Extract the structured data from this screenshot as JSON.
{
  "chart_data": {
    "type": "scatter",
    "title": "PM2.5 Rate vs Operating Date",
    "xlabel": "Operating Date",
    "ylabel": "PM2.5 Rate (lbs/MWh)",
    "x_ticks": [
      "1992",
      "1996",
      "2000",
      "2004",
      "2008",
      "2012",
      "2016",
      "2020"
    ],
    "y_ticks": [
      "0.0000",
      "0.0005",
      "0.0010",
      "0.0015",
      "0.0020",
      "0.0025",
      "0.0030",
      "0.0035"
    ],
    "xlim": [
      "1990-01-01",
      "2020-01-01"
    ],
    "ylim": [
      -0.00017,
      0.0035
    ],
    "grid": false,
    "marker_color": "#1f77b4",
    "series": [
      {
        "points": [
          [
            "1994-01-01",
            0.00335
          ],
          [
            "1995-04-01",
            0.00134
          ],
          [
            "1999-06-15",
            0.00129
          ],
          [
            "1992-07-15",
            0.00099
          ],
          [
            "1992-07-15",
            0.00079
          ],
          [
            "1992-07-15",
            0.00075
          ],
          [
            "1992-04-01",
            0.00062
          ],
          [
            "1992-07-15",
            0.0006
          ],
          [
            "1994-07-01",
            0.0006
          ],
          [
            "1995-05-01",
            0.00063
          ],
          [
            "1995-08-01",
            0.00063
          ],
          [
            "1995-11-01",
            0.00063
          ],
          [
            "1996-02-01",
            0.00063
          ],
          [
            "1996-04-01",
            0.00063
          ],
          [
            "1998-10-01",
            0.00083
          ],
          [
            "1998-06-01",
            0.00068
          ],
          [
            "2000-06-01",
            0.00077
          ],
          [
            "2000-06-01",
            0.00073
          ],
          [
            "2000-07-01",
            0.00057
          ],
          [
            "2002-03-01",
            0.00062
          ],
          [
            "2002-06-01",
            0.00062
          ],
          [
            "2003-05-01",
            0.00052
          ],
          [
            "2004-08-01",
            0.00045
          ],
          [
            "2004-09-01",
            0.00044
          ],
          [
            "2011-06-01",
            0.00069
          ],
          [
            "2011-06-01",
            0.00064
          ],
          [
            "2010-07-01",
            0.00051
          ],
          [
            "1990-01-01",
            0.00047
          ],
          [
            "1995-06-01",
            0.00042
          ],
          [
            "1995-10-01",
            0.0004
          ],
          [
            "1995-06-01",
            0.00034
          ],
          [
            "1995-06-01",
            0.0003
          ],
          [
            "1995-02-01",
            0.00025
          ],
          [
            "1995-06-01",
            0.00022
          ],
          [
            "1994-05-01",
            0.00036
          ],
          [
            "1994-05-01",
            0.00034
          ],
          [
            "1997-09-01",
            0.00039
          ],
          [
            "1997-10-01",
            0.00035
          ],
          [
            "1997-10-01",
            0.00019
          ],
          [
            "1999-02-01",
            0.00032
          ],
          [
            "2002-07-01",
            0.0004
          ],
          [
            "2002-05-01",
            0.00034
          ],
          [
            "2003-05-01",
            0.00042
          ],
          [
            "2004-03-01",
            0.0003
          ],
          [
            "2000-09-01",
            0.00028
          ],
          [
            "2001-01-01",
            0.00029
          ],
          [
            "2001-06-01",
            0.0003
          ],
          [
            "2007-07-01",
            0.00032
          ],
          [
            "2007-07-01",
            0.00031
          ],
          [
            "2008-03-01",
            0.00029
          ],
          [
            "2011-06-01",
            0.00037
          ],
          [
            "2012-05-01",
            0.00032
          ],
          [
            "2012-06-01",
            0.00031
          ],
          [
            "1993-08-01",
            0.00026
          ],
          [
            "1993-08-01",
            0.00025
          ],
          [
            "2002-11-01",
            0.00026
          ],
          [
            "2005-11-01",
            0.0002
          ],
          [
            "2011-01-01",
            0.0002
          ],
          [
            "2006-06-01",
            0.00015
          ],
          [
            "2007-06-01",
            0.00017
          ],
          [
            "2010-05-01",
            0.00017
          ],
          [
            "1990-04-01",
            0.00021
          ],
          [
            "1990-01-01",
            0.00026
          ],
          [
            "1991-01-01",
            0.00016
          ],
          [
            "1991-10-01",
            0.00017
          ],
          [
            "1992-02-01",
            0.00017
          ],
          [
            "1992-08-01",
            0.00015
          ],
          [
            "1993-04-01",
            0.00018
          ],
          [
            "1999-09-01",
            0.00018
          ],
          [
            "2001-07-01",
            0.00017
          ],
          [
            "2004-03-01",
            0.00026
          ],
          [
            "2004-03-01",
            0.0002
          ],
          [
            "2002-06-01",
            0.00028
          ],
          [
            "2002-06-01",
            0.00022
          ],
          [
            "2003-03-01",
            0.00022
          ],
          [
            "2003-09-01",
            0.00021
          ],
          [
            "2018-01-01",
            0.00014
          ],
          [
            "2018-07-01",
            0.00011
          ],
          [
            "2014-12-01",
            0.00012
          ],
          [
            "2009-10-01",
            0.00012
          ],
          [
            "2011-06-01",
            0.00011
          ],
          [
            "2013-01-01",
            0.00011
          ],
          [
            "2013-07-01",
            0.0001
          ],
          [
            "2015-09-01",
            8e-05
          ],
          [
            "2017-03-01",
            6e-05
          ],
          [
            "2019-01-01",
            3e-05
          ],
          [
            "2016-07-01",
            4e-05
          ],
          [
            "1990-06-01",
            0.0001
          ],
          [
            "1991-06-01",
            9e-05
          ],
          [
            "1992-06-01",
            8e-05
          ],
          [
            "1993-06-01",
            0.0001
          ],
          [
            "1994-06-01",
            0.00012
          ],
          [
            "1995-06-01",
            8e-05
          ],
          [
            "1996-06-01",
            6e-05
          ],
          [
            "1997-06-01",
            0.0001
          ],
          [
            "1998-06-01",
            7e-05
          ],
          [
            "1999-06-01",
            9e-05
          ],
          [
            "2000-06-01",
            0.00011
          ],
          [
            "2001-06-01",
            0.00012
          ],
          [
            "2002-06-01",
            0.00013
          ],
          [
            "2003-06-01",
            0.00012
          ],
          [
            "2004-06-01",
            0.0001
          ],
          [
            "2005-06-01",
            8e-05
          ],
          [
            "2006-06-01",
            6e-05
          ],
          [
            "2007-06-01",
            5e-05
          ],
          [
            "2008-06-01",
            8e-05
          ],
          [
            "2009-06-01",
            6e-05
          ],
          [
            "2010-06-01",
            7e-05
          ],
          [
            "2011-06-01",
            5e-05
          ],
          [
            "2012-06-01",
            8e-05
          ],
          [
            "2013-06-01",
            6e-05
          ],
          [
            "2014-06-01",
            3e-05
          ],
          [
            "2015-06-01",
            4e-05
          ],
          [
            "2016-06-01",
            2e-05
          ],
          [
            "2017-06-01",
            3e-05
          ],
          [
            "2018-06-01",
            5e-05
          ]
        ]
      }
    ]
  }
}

WHAT THIS TASK INVOLVES: Go through the material above and copy each line that has the word "Operating".

WRITTEN REPLY:
    "title": "PM2.5 Rate vs Operating Date",
    "xlabel": "Operating Date",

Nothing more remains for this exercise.